### Problem statement
Where a line of the material contains the string "plasterCement", copy that line.

[Dataset records]
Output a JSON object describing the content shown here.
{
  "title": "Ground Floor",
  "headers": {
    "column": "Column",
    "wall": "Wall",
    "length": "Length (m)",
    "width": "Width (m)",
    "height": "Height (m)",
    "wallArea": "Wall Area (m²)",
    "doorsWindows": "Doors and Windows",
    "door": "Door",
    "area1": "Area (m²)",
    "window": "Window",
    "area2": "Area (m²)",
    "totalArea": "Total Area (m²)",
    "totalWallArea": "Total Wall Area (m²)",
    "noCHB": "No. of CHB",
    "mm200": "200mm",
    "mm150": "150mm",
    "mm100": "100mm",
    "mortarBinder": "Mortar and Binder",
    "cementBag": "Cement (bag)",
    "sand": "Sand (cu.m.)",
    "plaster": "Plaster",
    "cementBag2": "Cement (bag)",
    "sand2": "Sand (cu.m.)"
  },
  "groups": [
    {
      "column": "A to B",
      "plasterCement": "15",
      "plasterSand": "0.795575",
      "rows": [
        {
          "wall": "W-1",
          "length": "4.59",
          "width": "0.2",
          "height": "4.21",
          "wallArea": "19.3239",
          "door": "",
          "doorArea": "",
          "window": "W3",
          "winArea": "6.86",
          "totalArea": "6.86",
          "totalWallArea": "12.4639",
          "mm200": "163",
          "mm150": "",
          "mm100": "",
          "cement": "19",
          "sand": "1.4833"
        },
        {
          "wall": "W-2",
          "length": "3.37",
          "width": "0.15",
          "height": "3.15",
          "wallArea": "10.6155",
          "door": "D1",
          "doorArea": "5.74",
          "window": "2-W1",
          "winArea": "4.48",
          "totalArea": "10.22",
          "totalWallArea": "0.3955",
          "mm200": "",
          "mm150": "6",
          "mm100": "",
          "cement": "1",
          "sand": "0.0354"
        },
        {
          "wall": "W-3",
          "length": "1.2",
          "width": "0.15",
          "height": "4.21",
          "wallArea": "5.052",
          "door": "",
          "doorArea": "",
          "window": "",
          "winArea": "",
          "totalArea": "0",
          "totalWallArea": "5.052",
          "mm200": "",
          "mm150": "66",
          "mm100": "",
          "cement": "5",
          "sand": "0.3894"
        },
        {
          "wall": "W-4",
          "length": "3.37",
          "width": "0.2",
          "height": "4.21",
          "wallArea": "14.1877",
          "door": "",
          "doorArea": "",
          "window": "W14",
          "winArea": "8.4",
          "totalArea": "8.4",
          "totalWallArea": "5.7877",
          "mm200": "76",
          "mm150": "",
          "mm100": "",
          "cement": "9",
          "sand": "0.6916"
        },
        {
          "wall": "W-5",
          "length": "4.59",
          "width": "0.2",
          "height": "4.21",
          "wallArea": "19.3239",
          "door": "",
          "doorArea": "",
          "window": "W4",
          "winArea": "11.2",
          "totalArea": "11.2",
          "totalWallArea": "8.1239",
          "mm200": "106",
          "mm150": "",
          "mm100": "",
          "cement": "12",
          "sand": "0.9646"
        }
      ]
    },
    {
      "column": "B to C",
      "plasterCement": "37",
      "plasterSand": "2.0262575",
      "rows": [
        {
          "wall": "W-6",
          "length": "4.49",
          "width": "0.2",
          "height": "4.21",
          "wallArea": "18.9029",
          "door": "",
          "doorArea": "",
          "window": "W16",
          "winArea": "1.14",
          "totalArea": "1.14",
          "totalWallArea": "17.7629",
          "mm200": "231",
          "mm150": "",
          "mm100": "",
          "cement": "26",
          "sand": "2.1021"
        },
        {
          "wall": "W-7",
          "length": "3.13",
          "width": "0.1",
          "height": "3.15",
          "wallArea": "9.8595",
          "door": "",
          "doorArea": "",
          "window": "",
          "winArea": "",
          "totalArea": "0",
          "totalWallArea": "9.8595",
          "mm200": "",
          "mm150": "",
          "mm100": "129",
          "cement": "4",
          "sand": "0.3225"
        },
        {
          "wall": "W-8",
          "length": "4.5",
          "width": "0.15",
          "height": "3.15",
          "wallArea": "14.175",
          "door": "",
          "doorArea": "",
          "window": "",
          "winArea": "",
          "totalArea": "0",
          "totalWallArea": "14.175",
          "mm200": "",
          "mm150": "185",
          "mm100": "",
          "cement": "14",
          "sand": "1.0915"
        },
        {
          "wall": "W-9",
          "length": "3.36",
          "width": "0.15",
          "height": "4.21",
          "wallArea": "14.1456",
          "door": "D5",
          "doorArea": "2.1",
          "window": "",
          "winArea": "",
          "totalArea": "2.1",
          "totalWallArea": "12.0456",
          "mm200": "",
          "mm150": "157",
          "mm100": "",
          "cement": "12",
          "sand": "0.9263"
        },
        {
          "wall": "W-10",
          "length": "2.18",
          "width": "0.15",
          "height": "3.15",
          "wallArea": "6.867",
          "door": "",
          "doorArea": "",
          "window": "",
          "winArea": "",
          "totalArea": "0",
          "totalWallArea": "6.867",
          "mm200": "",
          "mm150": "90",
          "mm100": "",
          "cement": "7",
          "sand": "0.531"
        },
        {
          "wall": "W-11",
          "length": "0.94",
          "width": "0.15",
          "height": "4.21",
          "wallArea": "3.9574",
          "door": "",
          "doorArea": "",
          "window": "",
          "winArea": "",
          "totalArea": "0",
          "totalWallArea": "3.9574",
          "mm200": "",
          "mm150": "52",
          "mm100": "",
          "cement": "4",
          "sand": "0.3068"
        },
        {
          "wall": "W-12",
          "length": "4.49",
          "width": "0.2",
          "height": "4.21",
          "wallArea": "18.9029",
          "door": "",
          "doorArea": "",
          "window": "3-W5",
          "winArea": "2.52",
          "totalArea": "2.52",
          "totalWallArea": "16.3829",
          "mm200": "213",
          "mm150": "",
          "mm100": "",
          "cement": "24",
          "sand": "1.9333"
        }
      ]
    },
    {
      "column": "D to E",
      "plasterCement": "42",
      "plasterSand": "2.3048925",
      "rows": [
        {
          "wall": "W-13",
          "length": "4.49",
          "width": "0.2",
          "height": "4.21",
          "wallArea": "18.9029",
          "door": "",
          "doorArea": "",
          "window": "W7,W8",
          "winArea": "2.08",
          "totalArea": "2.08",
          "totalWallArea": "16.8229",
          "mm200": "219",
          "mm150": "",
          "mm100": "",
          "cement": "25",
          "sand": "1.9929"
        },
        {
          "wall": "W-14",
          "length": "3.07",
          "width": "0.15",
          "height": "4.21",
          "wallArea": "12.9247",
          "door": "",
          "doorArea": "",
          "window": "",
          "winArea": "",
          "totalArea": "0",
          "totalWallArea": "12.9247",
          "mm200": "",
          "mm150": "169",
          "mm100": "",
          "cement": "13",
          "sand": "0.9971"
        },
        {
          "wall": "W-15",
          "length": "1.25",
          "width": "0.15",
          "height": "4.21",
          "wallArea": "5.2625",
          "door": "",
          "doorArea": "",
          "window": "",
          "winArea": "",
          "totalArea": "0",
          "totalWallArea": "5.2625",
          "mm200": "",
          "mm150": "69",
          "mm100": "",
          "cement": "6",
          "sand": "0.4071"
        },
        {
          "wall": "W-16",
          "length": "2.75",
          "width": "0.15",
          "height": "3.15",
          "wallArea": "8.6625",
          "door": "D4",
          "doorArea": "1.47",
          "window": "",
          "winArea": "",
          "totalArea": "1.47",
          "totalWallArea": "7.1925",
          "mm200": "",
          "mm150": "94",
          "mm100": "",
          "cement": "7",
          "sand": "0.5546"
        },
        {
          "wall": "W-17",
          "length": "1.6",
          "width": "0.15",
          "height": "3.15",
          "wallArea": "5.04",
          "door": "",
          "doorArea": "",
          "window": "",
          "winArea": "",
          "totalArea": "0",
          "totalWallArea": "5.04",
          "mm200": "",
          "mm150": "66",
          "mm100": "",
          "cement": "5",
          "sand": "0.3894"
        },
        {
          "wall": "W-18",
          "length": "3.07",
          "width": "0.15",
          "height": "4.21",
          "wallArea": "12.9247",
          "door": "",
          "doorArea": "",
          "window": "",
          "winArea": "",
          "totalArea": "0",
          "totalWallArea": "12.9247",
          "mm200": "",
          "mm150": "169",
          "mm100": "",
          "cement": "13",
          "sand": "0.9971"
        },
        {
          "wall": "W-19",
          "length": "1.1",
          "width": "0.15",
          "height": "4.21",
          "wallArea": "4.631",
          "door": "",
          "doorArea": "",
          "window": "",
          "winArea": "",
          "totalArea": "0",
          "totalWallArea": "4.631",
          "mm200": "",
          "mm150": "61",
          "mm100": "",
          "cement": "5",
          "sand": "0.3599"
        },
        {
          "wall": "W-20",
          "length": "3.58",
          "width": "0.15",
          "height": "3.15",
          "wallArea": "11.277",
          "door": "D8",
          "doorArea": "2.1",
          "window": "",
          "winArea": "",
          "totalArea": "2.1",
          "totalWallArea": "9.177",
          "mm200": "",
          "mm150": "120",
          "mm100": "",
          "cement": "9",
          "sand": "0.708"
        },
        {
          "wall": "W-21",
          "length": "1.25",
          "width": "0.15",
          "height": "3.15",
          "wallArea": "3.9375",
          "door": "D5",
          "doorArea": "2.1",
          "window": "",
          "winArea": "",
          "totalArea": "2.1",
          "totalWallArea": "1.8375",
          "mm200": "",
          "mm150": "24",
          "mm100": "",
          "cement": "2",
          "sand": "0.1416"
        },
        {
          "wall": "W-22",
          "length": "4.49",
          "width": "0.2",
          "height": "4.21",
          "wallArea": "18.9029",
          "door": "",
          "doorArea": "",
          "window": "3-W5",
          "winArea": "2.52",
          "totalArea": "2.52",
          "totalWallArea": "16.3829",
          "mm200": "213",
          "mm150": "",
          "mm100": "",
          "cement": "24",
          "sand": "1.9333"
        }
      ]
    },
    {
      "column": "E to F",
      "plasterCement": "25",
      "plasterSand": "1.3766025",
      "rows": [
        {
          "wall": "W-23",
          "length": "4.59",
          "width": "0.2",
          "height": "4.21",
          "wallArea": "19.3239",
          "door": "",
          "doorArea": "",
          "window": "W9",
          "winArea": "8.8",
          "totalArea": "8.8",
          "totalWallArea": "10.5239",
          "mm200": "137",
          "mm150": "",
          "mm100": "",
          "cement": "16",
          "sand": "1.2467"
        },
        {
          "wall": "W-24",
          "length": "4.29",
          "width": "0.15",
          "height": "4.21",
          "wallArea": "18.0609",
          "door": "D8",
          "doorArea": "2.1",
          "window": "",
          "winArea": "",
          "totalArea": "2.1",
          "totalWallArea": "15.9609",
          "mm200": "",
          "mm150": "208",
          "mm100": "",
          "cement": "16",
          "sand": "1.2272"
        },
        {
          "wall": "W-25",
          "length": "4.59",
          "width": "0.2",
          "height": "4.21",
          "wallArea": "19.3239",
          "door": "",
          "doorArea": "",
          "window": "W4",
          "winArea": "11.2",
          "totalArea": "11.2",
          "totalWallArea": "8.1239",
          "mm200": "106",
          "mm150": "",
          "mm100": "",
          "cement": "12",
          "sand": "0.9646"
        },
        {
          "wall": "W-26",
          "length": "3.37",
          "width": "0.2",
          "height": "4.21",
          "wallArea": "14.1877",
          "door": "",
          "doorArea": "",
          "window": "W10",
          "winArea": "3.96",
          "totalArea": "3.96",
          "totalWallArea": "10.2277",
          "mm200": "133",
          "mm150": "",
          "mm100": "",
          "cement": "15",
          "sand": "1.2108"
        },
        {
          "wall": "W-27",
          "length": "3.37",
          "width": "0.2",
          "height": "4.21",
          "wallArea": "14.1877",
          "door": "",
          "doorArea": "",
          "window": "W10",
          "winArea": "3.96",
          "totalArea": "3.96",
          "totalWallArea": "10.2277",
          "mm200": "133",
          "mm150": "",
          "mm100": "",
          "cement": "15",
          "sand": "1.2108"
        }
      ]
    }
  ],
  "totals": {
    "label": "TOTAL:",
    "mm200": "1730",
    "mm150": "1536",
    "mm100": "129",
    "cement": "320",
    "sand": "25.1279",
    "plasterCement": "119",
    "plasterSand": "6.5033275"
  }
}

### Result below
      "plasterCement": "15",
      "plasterCement": "37",
      "plasterCement": "42",
      "plasterCement": "25",
    "plasterCement": "119",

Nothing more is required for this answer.